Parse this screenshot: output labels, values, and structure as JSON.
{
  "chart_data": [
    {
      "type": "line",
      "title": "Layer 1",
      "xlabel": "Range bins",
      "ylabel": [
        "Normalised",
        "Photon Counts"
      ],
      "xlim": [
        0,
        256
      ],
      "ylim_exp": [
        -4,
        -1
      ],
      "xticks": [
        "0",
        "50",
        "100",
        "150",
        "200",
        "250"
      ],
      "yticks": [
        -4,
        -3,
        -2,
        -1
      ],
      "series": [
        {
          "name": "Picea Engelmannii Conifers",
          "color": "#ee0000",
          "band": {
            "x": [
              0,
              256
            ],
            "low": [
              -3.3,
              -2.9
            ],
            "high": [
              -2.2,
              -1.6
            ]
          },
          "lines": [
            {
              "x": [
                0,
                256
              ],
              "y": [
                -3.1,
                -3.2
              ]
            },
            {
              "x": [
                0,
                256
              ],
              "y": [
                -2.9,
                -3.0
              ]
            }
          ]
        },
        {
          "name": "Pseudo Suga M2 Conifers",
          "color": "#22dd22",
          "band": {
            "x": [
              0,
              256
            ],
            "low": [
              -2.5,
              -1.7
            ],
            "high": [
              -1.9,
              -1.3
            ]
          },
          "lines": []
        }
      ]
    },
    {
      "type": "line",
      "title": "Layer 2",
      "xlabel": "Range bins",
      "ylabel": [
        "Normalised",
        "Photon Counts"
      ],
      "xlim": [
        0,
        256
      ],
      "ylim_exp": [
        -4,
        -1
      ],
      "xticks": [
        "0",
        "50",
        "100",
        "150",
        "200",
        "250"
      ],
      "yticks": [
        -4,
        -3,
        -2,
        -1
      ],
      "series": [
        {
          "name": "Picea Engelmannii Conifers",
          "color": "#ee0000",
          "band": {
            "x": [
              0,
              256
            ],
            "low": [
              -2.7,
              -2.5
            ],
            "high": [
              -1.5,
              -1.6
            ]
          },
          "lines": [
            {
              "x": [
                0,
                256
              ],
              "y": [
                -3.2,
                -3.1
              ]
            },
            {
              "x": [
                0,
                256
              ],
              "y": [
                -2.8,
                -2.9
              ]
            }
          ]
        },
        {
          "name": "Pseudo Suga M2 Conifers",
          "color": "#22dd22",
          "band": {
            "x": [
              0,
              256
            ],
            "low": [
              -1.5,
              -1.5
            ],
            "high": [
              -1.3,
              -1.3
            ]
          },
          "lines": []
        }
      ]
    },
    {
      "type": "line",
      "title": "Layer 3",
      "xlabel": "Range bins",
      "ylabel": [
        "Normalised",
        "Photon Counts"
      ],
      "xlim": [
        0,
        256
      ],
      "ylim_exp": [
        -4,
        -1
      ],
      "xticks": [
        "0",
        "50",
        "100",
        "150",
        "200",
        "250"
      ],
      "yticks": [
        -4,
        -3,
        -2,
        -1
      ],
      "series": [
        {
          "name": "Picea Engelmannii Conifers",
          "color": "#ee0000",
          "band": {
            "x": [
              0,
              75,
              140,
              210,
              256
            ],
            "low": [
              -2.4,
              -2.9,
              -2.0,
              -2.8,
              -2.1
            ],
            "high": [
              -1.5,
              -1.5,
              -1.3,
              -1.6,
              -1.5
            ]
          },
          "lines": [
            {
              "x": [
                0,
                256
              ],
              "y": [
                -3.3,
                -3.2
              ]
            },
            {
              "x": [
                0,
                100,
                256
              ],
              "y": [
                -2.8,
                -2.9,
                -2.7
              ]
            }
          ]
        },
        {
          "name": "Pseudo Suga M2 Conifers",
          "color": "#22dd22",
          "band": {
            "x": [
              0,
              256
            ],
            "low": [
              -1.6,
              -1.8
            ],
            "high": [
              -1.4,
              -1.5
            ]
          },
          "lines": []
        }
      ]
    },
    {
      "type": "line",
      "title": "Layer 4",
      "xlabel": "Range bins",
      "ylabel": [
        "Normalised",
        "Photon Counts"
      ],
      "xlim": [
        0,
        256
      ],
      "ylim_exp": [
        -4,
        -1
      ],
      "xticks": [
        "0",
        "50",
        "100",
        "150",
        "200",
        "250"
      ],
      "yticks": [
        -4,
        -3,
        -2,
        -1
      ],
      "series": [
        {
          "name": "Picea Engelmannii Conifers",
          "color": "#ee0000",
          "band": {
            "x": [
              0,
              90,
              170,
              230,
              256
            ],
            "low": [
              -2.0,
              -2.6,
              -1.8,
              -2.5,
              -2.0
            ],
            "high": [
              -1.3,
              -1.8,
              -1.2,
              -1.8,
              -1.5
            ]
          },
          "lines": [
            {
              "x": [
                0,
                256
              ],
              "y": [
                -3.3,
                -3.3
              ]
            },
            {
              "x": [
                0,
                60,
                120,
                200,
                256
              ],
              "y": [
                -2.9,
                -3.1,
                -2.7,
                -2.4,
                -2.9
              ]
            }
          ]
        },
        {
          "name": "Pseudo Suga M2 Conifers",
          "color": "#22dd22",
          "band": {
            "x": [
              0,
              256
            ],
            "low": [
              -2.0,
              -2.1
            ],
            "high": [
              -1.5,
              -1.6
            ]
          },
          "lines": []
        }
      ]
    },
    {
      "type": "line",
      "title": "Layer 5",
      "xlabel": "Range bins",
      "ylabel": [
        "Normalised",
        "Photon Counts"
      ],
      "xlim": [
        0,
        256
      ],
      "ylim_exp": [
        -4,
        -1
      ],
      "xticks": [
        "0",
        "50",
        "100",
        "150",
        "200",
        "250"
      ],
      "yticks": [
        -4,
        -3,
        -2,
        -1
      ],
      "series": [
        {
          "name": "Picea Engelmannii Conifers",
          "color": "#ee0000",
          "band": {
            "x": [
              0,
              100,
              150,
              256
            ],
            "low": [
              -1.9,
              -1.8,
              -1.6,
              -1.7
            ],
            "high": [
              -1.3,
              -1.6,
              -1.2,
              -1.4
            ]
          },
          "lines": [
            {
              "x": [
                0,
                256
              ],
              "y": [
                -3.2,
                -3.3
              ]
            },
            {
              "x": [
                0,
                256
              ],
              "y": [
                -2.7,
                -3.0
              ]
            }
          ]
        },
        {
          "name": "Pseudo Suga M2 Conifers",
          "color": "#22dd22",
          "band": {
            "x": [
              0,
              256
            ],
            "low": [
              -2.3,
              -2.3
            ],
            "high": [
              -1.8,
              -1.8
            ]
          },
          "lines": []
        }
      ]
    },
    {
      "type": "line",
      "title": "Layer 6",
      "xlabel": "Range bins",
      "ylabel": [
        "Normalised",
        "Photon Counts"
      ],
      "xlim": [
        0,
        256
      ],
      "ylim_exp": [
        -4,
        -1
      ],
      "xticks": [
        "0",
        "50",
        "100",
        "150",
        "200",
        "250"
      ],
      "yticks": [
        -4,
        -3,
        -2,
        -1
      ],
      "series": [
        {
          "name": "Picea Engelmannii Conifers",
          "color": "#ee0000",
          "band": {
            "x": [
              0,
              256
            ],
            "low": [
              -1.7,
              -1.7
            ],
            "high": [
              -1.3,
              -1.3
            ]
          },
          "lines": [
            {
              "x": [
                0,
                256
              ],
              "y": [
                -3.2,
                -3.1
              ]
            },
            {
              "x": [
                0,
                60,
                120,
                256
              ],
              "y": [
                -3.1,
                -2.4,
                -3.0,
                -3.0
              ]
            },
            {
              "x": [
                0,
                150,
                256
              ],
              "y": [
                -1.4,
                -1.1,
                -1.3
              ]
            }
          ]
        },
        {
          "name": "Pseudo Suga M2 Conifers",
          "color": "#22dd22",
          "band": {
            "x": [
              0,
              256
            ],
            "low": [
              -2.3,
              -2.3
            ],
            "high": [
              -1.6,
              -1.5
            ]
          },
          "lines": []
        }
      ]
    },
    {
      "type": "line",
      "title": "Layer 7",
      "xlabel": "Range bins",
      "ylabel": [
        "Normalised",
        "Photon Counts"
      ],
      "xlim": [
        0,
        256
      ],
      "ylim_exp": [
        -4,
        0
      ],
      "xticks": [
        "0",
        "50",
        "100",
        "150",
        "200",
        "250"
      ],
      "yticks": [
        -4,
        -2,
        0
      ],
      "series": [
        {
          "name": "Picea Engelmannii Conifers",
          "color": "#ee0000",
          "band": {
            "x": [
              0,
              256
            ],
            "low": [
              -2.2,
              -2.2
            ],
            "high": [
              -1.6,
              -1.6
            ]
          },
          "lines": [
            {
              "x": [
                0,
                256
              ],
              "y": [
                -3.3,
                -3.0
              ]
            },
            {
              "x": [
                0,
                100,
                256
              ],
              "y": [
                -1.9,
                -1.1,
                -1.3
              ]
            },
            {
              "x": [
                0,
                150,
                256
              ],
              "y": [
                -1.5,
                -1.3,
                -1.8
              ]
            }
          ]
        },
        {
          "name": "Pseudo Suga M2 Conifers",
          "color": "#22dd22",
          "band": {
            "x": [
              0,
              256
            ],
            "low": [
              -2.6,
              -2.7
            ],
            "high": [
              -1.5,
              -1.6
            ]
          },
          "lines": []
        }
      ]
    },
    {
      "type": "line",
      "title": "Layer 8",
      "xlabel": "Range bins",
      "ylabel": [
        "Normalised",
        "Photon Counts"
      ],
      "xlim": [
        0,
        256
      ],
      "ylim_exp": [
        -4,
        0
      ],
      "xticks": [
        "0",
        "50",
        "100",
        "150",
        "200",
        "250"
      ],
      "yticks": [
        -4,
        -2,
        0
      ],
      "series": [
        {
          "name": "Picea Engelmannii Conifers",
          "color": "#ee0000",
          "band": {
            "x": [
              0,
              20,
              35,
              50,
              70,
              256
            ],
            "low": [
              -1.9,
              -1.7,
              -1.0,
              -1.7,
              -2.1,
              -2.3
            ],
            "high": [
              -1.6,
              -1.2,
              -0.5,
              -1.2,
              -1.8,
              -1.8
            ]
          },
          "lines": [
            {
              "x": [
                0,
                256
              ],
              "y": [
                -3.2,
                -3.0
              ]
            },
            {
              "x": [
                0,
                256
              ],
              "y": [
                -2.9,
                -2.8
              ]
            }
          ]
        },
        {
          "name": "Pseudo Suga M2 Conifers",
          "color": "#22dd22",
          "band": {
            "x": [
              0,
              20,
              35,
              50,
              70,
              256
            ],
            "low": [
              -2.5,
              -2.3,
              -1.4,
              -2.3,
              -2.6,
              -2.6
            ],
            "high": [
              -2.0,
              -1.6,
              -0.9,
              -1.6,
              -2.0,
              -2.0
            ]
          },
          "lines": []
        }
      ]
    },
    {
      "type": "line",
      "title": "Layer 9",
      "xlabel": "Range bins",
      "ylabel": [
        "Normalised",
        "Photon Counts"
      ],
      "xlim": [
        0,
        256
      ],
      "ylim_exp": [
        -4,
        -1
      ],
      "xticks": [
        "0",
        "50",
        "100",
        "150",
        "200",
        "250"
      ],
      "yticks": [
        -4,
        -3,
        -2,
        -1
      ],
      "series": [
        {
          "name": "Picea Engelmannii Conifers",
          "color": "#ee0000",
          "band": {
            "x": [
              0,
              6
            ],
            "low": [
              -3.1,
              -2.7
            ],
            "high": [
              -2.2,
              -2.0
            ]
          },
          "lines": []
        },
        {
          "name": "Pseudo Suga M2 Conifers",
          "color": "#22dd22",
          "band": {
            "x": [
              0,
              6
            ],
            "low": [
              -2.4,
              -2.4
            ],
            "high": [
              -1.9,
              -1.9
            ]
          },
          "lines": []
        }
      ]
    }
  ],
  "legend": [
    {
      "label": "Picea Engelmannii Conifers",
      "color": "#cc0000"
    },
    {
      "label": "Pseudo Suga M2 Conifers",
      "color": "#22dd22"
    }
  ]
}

- Task statement -
Identify each line of the material where the word "Layer" shows up, and copy it.

- Reply -
      "title": "Layer 1",
      "title": "Layer 2",
      "title": "Layer 3",
      "title": "Layer 4",
      "title": "Layer 5",
      "title": "Layer 6",
      "title": "Layer 7",
      "title": "Layer 8",
      "title": "Layer 9",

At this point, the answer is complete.